Problem details. Scan the records for the string "Output"; copy each line where it occurs.

Input records.

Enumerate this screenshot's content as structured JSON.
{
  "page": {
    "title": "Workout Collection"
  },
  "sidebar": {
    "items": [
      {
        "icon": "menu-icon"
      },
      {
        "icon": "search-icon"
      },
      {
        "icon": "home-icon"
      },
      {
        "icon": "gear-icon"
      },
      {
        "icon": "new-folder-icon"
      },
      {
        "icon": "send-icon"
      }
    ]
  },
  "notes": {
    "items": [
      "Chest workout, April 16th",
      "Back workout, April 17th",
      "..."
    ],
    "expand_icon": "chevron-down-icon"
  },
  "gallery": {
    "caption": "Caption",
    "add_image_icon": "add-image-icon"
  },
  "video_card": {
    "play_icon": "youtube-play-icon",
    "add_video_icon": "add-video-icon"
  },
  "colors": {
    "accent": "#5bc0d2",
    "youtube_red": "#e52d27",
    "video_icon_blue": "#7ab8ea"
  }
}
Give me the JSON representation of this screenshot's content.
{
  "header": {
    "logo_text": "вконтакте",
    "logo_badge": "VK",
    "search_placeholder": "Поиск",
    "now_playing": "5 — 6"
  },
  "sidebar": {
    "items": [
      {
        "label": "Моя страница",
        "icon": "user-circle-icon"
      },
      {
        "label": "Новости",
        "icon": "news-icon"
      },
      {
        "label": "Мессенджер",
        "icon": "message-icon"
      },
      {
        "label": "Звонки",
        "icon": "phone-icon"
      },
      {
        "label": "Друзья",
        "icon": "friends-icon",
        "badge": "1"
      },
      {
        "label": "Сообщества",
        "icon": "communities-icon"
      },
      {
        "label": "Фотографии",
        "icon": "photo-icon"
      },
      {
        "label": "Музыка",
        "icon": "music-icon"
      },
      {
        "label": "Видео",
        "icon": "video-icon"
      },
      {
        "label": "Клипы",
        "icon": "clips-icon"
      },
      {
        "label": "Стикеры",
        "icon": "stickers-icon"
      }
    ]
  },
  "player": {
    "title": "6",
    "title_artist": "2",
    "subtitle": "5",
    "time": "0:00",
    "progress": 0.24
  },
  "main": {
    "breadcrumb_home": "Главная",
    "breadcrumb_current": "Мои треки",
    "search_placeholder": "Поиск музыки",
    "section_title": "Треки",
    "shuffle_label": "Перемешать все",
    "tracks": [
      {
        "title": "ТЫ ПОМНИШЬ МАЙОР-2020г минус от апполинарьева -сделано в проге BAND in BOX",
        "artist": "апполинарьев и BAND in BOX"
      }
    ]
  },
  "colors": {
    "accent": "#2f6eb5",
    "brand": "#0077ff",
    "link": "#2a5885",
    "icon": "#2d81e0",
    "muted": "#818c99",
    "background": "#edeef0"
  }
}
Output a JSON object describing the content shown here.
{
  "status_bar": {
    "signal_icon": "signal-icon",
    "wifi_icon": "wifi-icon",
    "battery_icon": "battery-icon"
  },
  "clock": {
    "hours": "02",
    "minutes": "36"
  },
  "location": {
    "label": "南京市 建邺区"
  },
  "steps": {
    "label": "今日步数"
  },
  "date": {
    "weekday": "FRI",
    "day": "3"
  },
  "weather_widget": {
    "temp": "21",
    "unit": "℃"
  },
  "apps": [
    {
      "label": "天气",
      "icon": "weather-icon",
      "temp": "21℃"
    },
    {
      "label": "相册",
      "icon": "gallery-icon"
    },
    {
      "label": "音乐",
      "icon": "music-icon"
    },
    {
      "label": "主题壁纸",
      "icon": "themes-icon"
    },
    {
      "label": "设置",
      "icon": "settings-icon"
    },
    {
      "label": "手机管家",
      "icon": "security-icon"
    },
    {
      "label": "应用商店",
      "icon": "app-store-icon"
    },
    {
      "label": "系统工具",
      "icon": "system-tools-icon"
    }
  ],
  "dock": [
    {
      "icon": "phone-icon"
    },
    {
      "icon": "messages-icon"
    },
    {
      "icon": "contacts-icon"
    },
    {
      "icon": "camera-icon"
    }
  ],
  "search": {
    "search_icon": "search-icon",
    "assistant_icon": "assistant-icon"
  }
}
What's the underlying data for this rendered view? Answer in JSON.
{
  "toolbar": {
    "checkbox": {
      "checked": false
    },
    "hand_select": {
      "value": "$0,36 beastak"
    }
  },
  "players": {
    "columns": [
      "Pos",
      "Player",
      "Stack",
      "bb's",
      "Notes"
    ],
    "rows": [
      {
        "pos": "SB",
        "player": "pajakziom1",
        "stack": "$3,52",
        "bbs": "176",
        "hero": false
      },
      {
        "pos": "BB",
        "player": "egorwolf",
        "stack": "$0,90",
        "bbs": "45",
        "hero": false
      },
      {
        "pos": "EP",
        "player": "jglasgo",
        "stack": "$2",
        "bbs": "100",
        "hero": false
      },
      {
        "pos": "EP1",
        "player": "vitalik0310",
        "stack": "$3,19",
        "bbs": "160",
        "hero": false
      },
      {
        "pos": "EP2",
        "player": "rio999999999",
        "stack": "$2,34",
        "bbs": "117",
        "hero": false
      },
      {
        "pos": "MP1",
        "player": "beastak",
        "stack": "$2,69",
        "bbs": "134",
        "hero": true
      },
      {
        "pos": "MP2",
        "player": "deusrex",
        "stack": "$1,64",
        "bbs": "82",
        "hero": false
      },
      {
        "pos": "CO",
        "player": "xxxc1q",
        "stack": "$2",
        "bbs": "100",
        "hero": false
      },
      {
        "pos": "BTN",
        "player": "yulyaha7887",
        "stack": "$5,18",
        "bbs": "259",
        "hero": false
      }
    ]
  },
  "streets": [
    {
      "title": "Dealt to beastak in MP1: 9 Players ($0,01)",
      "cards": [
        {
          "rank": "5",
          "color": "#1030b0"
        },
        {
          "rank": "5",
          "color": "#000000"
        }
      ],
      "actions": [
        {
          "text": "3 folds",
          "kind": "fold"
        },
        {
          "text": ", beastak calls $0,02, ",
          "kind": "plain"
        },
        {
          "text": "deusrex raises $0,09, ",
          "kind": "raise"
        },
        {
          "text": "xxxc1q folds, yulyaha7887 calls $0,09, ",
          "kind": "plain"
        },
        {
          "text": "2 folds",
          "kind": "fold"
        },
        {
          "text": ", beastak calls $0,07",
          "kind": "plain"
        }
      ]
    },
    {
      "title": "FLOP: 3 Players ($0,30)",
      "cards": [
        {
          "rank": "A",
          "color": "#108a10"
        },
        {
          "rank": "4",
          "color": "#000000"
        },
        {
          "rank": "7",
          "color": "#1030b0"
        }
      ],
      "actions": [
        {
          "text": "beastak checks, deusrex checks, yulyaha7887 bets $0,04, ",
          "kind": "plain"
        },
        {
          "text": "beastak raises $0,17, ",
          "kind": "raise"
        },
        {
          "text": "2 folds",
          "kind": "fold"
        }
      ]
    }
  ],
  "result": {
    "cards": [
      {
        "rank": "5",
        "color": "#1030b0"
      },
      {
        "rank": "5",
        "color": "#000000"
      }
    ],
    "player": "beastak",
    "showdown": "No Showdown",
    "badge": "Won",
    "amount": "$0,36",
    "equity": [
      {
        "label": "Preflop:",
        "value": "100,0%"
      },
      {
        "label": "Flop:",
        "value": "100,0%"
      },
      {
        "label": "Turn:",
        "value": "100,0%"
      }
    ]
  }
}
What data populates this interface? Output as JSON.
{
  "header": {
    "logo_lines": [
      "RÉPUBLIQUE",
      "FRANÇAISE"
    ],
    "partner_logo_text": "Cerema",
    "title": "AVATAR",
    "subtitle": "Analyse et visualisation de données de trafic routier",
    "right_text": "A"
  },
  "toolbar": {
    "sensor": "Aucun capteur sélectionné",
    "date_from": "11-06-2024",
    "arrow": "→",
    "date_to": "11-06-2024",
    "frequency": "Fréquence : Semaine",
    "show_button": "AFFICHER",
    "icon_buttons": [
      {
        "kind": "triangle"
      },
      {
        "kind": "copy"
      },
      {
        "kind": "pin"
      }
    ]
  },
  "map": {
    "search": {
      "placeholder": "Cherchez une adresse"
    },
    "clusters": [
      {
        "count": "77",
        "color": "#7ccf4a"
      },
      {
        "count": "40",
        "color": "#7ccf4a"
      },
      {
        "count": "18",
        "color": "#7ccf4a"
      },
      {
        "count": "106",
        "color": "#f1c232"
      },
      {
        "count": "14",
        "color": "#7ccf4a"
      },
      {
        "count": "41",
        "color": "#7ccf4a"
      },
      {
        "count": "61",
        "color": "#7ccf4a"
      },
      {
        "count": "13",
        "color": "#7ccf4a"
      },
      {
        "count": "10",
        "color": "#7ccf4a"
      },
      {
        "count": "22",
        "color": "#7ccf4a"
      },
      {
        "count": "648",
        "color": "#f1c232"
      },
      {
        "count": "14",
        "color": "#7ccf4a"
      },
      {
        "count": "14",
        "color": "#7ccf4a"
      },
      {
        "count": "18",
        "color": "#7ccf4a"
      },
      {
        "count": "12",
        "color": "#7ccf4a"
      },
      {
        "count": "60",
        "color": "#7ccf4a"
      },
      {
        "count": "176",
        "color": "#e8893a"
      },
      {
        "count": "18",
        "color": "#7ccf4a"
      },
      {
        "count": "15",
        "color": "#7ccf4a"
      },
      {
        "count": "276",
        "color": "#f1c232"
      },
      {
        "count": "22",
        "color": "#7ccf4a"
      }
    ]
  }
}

Result.
Output a JSON object describing the content shown here.
What data populates this interface? Output as JSON.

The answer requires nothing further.